───── EXTRACTED MATERIAL

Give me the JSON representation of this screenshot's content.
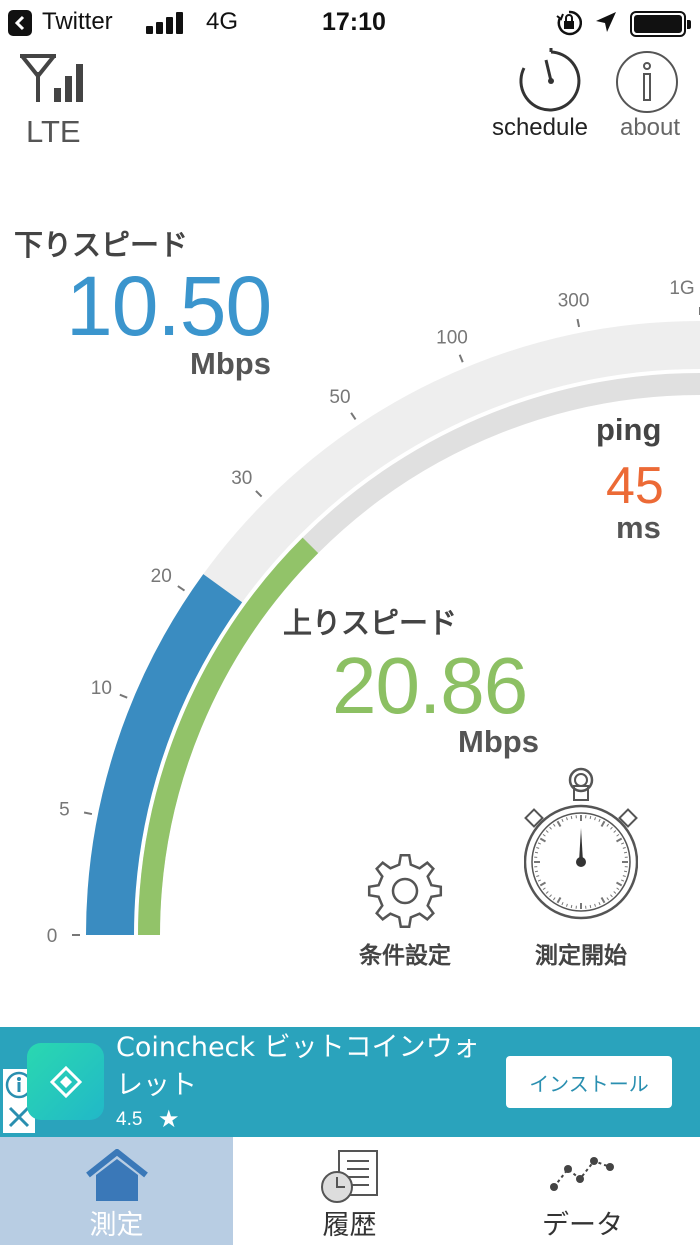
{
  "status_bar": {
    "back_app": "Twitter",
    "network": "4G",
    "time": "17:10"
  },
  "header": {
    "network_type": "LTE",
    "schedule_label": "schedule",
    "about_label": "about"
  },
  "gauge": {
    "scale_labels": [
      "0",
      "5",
      "10",
      "20",
      "30",
      "50",
      "100",
      "300",
      "1G"
    ],
    "download_fraction": 0.4,
    "upload_fraction": 0.5,
    "colors": {
      "track": "#eeeeee",
      "track_inner": "#e0e0e0",
      "download": "#3a8cc1",
      "upload": "#92c369"
    }
  },
  "download": {
    "title": "下りスピード",
    "value": "10.50",
    "unit": "Mbps",
    "color": "#3b95cd"
  },
  "ping": {
    "title": "ping",
    "value": "45",
    "unit": "ms",
    "color": "#ec6a36"
  },
  "upload": {
    "title": "上りスピード",
    "value": "20.86",
    "unit": "Mbps",
    "color": "#8cc063"
  },
  "actions": {
    "settings_label": "条件設定",
    "start_label": "測定開始"
  },
  "ad": {
    "title": "Coincheck ビットコインウォレット",
    "rating": "4.5",
    "install_label": "インストール",
    "background": "#2aa3bc"
  },
  "tabs": [
    {
      "label": "測定",
      "icon": "home-icon",
      "active": true
    },
    {
      "label": "履歴",
      "icon": "history-icon",
      "active": false
    },
    {
      "label": "データ",
      "icon": "graph-icon",
      "active": false
    }
  ]
}
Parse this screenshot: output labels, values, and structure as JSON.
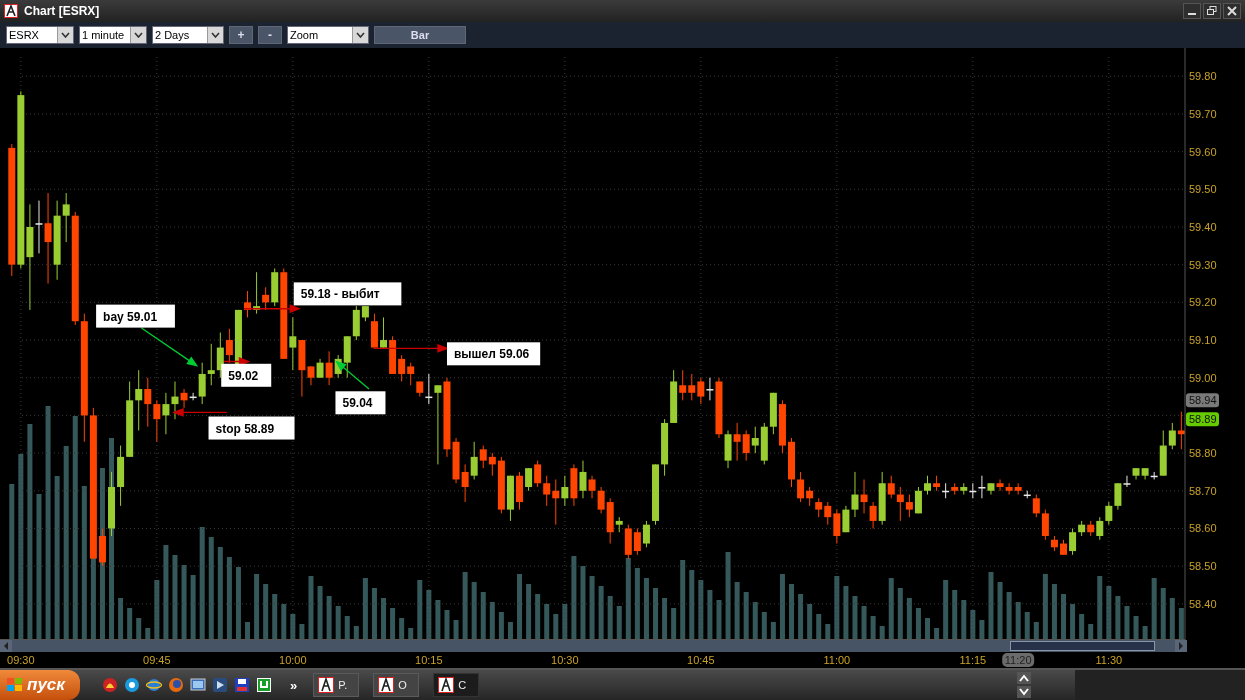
{
  "window": {
    "title": "Chart [ESRX]"
  },
  "toolbar": {
    "symbol": "ESRX",
    "interval": "1 minute",
    "range": "2 Days",
    "zoom_in": "+",
    "zoom_out": "-",
    "mode": "Zoom",
    "style_button": "Bar"
  },
  "chart": {
    "chart_data": {
      "type": "candlestick",
      "ylim": [
        58.304,
        59.875
      ],
      "xlim": [
        567.7,
        698.4
      ],
      "grid": true,
      "yticks": [
        {
          "value": 59.8,
          "label": "59.80"
        },
        {
          "value": 59.7,
          "label": "59.70"
        },
        {
          "value": 59.6,
          "label": "59.60"
        },
        {
          "value": 59.5,
          "label": "59.50"
        },
        {
          "value": 59.4,
          "label": "59.40"
        },
        {
          "value": 59.3,
          "label": "59.30"
        },
        {
          "value": 59.2,
          "label": "59.20"
        },
        {
          "value": 59.1,
          "label": "59.10"
        },
        {
          "value": 59.0,
          "label": "59.00"
        },
        {
          "value": 58.8,
          "label": "58.80"
        },
        {
          "value": 58.7,
          "label": "58.70"
        },
        {
          "value": 58.6,
          "label": "58.60"
        },
        {
          "value": 58.5,
          "label": "58.50"
        },
        {
          "value": 58.4,
          "label": "58.40"
        }
      ],
      "xticks": [
        {
          "value": 570,
          "label": "09:30"
        },
        {
          "value": 585,
          "label": "09:45"
        },
        {
          "value": 600,
          "label": "10:00"
        },
        {
          "value": 615,
          "label": "10:15"
        },
        {
          "value": 630,
          "label": "10:30"
        },
        {
          "value": 645,
          "label": "10:45"
        },
        {
          "value": 660,
          "label": "11:00"
        },
        {
          "value": 675,
          "label": "11:15"
        },
        {
          "value": 690,
          "label": "11:30"
        }
      ],
      "x": [
        569,
        570,
        571,
        572,
        573,
        574,
        575,
        576,
        577,
        578,
        579,
        580,
        581,
        582,
        583,
        584,
        585,
        586,
        587,
        588,
        589,
        590,
        591,
        592,
        593,
        594,
        595,
        596,
        597,
        598,
        599,
        600,
        601,
        602,
        603,
        604,
        605,
        606,
        607,
        608,
        609,
        610,
        611,
        612,
        613,
        614,
        615,
        616,
        617,
        618,
        619,
        620,
        621,
        622,
        623,
        624,
        625,
        626,
        627,
        628,
        629,
        630,
        631,
        632,
        633,
        634,
        635,
        636,
        637,
        638,
        639,
        640,
        641,
        642,
        643,
        644,
        645,
        646,
        647,
        648,
        649,
        650,
        651,
        652,
        653,
        654,
        655,
        656,
        657,
        658,
        659,
        660,
        661,
        662,
        663,
        664,
        665,
        666,
        667,
        668,
        669,
        670,
        671,
        672,
        673,
        674,
        675,
        676,
        677,
        678,
        679,
        680,
        681,
        682,
        683,
        684,
        685,
        686,
        687,
        688,
        689,
        690,
        691,
        692,
        693,
        694,
        695,
        696,
        697,
        698
      ],
      "ohlc": [
        [
          59.61,
          59.62,
          59.27,
          59.3
        ],
        [
          59.3,
          59.76,
          59.29,
          59.75
        ],
        [
          59.32,
          59.46,
          59.18,
          59.4
        ],
        [
          59.41,
          59.47,
          59.33,
          59.41
        ],
        [
          59.41,
          59.49,
          59.25,
          59.36
        ],
        [
          59.3,
          59.47,
          59.26,
          59.43
        ],
        [
          59.43,
          59.49,
          59.36,
          59.46
        ],
        [
          59.43,
          59.44,
          59.14,
          59.15
        ],
        [
          59.15,
          59.17,
          58.83,
          58.9
        ],
        [
          58.9,
          58.92,
          58.52,
          58.52
        ],
        [
          58.58,
          58.6,
          58.5,
          58.51
        ],
        [
          58.6,
          58.75,
          58.58,
          58.71
        ],
        [
          58.71,
          58.82,
          58.66,
          58.79
        ],
        [
          58.79,
          58.99,
          58.79,
          58.94
        ],
        [
          58.94,
          59.02,
          58.86,
          58.97
        ],
        [
          58.97,
          59.0,
          58.87,
          58.93
        ],
        [
          58.93,
          58.94,
          58.83,
          58.89
        ],
        [
          58.9,
          58.96,
          58.85,
          58.93
        ],
        [
          58.93,
          58.99,
          58.89,
          58.95
        ],
        [
          58.96,
          58.97,
          58.92,
          58.94
        ],
        [
          58.95,
          58.96,
          58.94,
          58.95
        ],
        [
          58.95,
          59.04,
          58.93,
          59.01
        ],
        [
          59.01,
          59.09,
          58.98,
          59.02
        ],
        [
          59.02,
          59.12,
          59.0,
          59.08
        ],
        [
          59.1,
          59.13,
          59.04,
          59.06
        ],
        [
          59.02,
          59.18,
          59.02,
          59.18
        ],
        [
          59.2,
          59.23,
          59.16,
          59.18
        ],
        [
          59.18,
          59.28,
          59.17,
          59.19
        ],
        [
          59.22,
          59.24,
          59.18,
          59.2
        ],
        [
          59.2,
          59.29,
          59.19,
          59.28
        ],
        [
          59.28,
          59.29,
          59.05,
          59.05
        ],
        [
          59.08,
          59.16,
          59.02,
          59.11
        ],
        [
          59.1,
          59.1,
          58.95,
          59.02
        ],
        [
          59.03,
          59.03,
          58.98,
          59.0
        ],
        [
          59.0,
          59.05,
          59.0,
          59.04
        ],
        [
          59.04,
          59.07,
          58.98,
          59.0
        ],
        [
          59.01,
          59.06,
          59.0,
          59.05
        ],
        [
          59.04,
          59.11,
          59.0,
          59.11
        ],
        [
          59.11,
          59.19,
          59.1,
          59.18
        ],
        [
          59.16,
          59.19,
          59.15,
          59.19
        ],
        [
          59.15,
          59.17,
          59.08,
          59.08
        ],
        [
          59.08,
          59.16,
          59.08,
          59.1
        ],
        [
          59.1,
          59.11,
          59.01,
          59.01
        ],
        [
          59.05,
          59.06,
          58.99,
          59.01
        ],
        [
          59.03,
          59.04,
          58.98,
          59.01
        ],
        [
          58.99,
          58.99,
          58.95,
          58.96
        ],
        [
          58.95,
          59.01,
          58.93,
          58.95
        ],
        [
          58.96,
          58.98,
          58.77,
          58.98
        ],
        [
          58.99,
          59.0,
          58.79,
          58.81
        ],
        [
          58.83,
          58.84,
          58.72,
          58.73
        ],
        [
          58.75,
          58.77,
          58.67,
          58.71
        ],
        [
          58.74,
          58.83,
          58.73,
          58.79
        ],
        [
          58.81,
          58.82,
          58.76,
          58.78
        ],
        [
          58.79,
          58.8,
          58.74,
          58.77
        ],
        [
          58.78,
          58.79,
          58.64,
          58.65
        ],
        [
          58.65,
          58.74,
          58.62,
          58.74
        ],
        [
          58.74,
          58.75,
          58.65,
          58.67
        ],
        [
          58.71,
          58.76,
          58.7,
          58.76
        ],
        [
          58.77,
          58.78,
          58.71,
          58.72
        ],
        [
          58.72,
          58.74,
          58.66,
          58.69
        ],
        [
          58.7,
          58.73,
          58.61,
          58.68
        ],
        [
          58.68,
          58.74,
          58.66,
          58.71
        ],
        [
          58.76,
          58.77,
          58.66,
          58.68
        ],
        [
          58.7,
          58.78,
          58.68,
          58.75
        ],
        [
          58.73,
          58.74,
          58.68,
          58.7
        ],
        [
          58.7,
          58.71,
          58.64,
          58.65
        ],
        [
          58.67,
          58.68,
          58.56,
          58.59
        ],
        [
          58.61,
          58.63,
          58.59,
          58.62
        ],
        [
          58.6,
          58.61,
          58.52,
          58.53
        ],
        [
          58.59,
          58.6,
          58.53,
          58.54
        ],
        [
          58.56,
          58.62,
          58.55,
          58.61
        ],
        [
          58.62,
          58.77,
          58.61,
          58.77
        ],
        [
          58.77,
          58.89,
          58.74,
          58.88
        ],
        [
          58.88,
          59.02,
          58.88,
          58.99
        ],
        [
          58.98,
          59.02,
          58.94,
          58.96
        ],
        [
          58.98,
          59.01,
          58.94,
          58.96
        ],
        [
          58.99,
          59.0,
          58.93,
          58.95
        ],
        [
          58.97,
          59.0,
          58.94,
          58.97
        ],
        [
          58.99,
          59.0,
          58.84,
          58.85
        ],
        [
          58.78,
          58.86,
          58.76,
          58.85
        ],
        [
          58.85,
          58.88,
          58.78,
          58.83
        ],
        [
          58.85,
          58.86,
          58.78,
          58.8
        ],
        [
          58.82,
          58.87,
          58.8,
          58.84
        ],
        [
          58.78,
          58.88,
          58.77,
          58.87
        ],
        [
          58.87,
          58.96,
          58.85,
          58.96
        ],
        [
          58.93,
          58.94,
          58.8,
          58.82
        ],
        [
          58.83,
          58.84,
          58.71,
          58.73
        ],
        [
          58.73,
          58.75,
          58.67,
          58.68
        ],
        [
          58.7,
          58.71,
          58.66,
          58.68
        ],
        [
          58.67,
          58.68,
          58.63,
          58.65
        ],
        [
          58.66,
          58.67,
          58.61,
          58.63
        ],
        [
          58.64,
          58.65,
          58.56,
          58.58
        ],
        [
          58.59,
          58.66,
          58.59,
          58.65
        ],
        [
          58.65,
          58.75,
          58.63,
          58.69
        ],
        [
          58.69,
          58.73,
          58.64,
          58.67
        ],
        [
          58.66,
          58.67,
          58.6,
          58.62
        ],
        [
          58.62,
          58.75,
          58.61,
          58.72
        ],
        [
          58.72,
          58.74,
          58.68,
          58.69
        ],
        [
          58.69,
          58.71,
          58.62,
          58.67
        ],
        [
          58.67,
          58.69,
          58.63,
          58.65
        ],
        [
          58.64,
          58.71,
          58.64,
          58.7
        ],
        [
          58.7,
          58.74,
          58.69,
          58.72
        ],
        [
          58.72,
          58.74,
          58.7,
          58.71
        ],
        [
          58.7,
          58.72,
          58.68,
          58.7
        ],
        [
          58.71,
          58.72,
          58.69,
          58.7
        ],
        [
          58.7,
          58.72,
          58.69,
          58.71
        ],
        [
          58.7,
          58.72,
          58.68,
          58.7
        ],
        [
          58.71,
          58.74,
          58.68,
          58.71
        ],
        [
          58.7,
          58.72,
          58.69,
          58.72
        ],
        [
          58.72,
          58.73,
          58.7,
          58.71
        ],
        [
          58.71,
          58.72,
          58.69,
          58.7
        ],
        [
          58.71,
          58.72,
          58.69,
          58.7
        ],
        [
          58.69,
          58.7,
          58.68,
          58.69
        ],
        [
          58.68,
          58.69,
          58.63,
          58.64
        ],
        [
          58.64,
          58.65,
          58.57,
          58.58
        ],
        [
          58.57,
          58.58,
          58.54,
          58.55
        ],
        [
          58.56,
          58.57,
          58.53,
          58.53
        ],
        [
          58.54,
          58.6,
          58.53,
          58.59
        ],
        [
          58.59,
          58.62,
          58.58,
          58.61
        ],
        [
          58.61,
          58.62,
          58.58,
          58.59
        ],
        [
          58.58,
          58.63,
          58.57,
          58.62
        ],
        [
          58.62,
          58.67,
          58.61,
          58.66
        ],
        [
          58.66,
          58.72,
          58.65,
          58.72
        ],
        [
          58.72,
          58.74,
          58.71,
          58.72
        ],
        [
          58.74,
          58.76,
          58.73,
          58.76
        ],
        [
          58.74,
          58.76,
          58.73,
          58.76
        ],
        [
          58.74,
          58.75,
          58.73,
          58.74
        ],
        [
          58.74,
          58.86,
          58.74,
          58.82
        ],
        [
          58.82,
          58.88,
          58.81,
          58.86
        ],
        [
          58.86,
          58.91,
          58.81,
          58.85
        ]
      ]
    },
    "annotations": [
      {
        "text": "bay 59.01",
        "color": "#00cc33"
      },
      {
        "text": "59.02",
        "color": "#cc0000"
      },
      {
        "text": "stop 58.89",
        "color": "#cc0000"
      },
      {
        "text": "59.18 - выбит",
        "color": "#cc0000"
      },
      {
        "text": "59.04",
        "color": "#00cc33"
      },
      {
        "text": "вышел 59.06",
        "color": "#cc0000"
      }
    ],
    "price_markers": [
      {
        "label": "58.94",
        "color": "#7a7a7a"
      },
      {
        "label": "58.89",
        "color": "#66cc00"
      }
    ],
    "cursor_time": "11:20"
  },
  "taskbar": {
    "start": "пуск",
    "more": "»",
    "tasks": [
      {
        "label": "P.",
        "selected": false
      },
      {
        "label": "O",
        "selected": false
      },
      {
        "label": "C",
        "selected": true
      }
    ]
  }
}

──────────

WHAT IS NEEDED:
Give only the number of lines in the entries above that contain the string "text".

WORKED ANSWER:
6